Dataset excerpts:
— start —

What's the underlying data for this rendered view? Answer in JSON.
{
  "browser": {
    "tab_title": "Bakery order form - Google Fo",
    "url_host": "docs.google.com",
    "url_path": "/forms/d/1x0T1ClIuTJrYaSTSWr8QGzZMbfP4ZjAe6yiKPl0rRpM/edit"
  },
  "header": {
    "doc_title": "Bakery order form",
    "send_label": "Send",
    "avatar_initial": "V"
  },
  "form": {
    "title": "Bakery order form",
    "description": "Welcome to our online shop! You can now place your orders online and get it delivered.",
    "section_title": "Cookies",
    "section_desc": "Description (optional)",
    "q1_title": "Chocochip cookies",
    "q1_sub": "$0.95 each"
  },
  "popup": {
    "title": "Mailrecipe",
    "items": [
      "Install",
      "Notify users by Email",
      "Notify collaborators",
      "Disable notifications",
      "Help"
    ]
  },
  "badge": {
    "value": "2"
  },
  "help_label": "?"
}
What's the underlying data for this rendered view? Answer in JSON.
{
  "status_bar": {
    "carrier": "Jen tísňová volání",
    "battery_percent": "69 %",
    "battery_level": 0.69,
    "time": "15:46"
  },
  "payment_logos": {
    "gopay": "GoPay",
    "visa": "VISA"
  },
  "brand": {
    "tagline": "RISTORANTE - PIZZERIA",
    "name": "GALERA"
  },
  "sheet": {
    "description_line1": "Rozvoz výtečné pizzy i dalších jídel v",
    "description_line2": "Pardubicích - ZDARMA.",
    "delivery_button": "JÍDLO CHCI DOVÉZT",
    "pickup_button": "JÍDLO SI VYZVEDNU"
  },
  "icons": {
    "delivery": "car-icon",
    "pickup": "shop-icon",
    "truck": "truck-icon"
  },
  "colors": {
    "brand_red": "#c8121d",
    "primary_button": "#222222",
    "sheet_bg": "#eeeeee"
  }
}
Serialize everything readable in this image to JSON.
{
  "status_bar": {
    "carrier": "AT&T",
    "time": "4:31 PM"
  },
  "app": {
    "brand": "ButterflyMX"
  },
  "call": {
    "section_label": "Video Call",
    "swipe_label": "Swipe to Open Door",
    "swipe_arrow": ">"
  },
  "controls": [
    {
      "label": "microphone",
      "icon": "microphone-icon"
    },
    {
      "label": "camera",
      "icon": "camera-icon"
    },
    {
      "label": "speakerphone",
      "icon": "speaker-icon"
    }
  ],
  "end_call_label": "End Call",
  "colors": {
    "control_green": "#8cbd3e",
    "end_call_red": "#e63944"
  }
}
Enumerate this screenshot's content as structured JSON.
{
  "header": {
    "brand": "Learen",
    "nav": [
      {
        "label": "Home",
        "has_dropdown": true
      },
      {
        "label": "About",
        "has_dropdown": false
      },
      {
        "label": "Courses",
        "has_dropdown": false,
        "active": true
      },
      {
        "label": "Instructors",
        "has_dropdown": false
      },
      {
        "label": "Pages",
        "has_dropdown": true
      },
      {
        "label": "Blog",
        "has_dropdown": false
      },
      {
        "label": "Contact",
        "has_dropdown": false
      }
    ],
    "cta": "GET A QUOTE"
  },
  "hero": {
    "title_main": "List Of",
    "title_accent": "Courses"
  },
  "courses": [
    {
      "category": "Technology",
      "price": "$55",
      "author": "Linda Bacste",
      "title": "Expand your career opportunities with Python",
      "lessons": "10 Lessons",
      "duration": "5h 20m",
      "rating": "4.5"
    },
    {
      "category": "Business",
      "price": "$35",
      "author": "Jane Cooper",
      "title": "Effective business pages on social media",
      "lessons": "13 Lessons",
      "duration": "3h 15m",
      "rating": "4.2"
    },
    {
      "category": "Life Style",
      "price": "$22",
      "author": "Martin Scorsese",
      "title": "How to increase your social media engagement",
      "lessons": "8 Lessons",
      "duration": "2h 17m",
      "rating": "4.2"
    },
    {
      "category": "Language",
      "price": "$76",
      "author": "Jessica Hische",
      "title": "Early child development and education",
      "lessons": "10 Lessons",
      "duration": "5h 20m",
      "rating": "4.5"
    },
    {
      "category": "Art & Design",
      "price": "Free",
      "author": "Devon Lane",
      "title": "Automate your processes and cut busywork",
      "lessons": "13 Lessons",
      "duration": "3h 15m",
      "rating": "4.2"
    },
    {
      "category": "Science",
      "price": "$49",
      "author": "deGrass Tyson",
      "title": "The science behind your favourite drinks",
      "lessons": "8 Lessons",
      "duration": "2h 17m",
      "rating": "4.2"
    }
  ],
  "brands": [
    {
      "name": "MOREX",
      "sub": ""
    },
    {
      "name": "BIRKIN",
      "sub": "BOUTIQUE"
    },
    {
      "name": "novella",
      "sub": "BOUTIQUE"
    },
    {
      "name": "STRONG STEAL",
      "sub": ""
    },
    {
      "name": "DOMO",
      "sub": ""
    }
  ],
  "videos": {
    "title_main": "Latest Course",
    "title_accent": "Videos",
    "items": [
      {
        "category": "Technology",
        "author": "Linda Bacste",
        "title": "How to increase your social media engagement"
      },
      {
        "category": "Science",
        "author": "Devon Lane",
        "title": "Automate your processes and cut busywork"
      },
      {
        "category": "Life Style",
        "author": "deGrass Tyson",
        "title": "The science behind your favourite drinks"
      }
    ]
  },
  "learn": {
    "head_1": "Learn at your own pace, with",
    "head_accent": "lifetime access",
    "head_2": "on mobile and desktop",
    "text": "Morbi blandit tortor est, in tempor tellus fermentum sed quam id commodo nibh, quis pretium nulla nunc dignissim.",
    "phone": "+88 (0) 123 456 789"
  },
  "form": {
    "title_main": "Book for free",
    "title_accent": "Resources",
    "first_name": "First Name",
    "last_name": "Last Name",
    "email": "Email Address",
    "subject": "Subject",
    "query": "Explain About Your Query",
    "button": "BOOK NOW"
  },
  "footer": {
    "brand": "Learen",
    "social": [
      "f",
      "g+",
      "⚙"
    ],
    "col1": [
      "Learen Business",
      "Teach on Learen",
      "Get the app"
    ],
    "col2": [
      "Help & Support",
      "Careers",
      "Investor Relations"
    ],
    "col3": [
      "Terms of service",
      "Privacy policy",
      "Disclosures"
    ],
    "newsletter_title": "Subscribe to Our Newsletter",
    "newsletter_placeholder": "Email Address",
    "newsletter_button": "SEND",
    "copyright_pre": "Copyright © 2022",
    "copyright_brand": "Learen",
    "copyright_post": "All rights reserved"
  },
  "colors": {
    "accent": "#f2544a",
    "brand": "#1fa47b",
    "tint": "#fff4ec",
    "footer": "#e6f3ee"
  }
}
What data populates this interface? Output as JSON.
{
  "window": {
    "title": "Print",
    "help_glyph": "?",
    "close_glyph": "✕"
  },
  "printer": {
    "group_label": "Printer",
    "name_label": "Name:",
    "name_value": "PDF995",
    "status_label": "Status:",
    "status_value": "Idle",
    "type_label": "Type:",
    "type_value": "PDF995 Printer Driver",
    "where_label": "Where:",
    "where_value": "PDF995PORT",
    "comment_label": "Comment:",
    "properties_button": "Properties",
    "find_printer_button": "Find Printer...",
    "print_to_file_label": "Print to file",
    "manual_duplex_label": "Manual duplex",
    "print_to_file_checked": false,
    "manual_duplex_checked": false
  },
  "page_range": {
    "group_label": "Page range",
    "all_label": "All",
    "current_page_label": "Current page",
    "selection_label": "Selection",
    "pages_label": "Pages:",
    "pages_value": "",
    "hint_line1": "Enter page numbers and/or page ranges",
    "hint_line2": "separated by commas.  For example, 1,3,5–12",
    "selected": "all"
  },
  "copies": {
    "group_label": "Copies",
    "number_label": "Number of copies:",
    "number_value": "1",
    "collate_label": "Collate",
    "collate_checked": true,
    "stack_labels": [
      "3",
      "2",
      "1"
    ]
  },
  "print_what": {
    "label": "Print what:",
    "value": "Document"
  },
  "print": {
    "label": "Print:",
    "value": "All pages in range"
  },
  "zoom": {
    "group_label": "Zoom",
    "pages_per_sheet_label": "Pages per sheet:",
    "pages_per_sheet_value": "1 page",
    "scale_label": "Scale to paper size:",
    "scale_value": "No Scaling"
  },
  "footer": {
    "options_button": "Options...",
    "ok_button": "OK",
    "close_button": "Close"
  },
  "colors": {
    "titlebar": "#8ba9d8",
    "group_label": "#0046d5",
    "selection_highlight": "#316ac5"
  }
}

— end —

Work through the records line by line and tally those holding "Technology". Reply with the number alone.

2